# [Exercise description]
Copy each line of the records that holds the string "name".

Some records:
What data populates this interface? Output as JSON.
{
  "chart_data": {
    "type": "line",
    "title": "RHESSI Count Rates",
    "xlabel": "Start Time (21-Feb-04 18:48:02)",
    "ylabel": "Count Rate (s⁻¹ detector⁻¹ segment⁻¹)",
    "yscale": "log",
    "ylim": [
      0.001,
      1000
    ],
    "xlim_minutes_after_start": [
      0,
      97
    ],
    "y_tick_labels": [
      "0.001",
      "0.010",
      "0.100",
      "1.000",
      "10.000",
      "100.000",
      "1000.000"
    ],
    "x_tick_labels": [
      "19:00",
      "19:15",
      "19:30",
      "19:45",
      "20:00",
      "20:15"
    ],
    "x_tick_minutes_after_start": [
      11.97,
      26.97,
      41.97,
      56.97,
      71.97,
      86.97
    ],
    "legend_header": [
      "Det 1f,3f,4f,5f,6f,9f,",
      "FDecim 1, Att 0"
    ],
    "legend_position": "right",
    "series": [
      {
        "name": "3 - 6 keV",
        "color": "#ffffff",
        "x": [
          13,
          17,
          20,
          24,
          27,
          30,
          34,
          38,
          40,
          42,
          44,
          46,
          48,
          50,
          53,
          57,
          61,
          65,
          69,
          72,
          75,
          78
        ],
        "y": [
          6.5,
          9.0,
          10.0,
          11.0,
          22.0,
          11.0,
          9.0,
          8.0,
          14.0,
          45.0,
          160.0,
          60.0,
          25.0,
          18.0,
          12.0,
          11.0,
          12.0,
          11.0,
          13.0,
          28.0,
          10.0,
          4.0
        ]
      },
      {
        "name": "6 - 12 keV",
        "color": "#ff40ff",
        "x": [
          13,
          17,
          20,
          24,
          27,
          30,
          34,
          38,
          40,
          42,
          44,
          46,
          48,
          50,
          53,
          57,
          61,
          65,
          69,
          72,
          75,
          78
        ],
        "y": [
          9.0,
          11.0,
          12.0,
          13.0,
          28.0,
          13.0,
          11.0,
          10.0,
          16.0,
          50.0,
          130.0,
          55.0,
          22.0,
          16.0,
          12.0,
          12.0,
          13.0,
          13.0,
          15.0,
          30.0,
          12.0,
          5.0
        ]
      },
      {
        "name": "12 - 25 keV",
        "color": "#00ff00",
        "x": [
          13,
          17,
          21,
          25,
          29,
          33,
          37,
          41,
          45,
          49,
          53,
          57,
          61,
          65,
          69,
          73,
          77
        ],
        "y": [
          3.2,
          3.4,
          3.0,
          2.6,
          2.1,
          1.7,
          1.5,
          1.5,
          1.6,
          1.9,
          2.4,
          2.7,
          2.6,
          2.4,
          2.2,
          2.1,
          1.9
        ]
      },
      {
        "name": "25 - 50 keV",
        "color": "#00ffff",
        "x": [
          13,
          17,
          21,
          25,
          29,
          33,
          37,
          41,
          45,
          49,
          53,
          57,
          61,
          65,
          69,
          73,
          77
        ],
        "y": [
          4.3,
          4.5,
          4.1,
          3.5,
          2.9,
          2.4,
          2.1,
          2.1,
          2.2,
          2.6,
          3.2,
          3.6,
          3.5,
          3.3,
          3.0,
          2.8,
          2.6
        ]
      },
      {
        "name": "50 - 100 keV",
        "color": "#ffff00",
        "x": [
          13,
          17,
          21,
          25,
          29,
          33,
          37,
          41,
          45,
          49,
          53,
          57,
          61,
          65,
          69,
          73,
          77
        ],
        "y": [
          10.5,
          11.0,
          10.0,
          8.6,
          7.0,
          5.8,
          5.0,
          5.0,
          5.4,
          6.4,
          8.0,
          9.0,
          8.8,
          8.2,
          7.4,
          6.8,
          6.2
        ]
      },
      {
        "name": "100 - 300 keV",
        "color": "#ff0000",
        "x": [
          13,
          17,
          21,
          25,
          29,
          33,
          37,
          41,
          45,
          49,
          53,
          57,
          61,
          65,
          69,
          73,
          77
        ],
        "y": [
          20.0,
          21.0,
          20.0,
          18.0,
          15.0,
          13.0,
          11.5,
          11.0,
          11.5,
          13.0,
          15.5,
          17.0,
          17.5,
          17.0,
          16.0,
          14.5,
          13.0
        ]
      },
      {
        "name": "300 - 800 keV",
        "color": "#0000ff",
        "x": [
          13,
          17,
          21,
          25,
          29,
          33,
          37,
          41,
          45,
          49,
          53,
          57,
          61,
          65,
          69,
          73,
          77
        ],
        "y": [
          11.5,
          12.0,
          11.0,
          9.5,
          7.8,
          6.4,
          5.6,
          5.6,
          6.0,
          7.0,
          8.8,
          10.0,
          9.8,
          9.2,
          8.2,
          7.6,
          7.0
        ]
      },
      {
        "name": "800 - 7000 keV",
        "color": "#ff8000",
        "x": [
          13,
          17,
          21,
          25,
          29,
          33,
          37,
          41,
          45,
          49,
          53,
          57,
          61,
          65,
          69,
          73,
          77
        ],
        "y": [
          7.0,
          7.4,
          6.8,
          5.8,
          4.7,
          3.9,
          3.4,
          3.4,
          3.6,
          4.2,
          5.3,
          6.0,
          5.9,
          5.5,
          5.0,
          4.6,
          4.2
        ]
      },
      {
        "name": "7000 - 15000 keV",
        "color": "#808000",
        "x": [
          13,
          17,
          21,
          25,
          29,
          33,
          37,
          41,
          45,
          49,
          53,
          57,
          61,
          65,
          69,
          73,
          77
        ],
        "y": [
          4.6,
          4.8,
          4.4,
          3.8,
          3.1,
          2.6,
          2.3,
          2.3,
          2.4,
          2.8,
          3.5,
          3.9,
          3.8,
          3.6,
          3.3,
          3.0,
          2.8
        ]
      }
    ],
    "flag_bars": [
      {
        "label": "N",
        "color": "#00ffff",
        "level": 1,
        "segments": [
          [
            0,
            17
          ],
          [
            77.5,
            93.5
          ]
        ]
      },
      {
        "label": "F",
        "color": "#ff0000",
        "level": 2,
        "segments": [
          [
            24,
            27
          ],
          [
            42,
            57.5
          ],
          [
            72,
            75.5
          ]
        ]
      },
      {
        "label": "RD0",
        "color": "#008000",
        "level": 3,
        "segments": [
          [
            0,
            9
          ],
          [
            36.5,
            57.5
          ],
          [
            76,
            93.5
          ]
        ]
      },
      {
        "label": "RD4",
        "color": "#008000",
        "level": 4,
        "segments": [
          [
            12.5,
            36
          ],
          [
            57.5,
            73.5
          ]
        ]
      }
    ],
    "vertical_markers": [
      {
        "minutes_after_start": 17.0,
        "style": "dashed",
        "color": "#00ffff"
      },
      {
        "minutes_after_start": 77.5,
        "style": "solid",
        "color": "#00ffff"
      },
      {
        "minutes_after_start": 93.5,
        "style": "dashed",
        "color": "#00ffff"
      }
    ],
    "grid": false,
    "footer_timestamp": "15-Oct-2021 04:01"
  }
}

# [The response]
        "name": "3 - 6 keV",
        "name": "6 - 12 keV",
        "name": "12 - 25 keV",
        "name": "25 - 50 keV",
        "name": "50 - 100 keV",
        "name": "100 - 300 keV",
        "name": "300 - 800 keV",
        "name": "800 - 7000 keV",
        "name": "7000 - 15000 keV",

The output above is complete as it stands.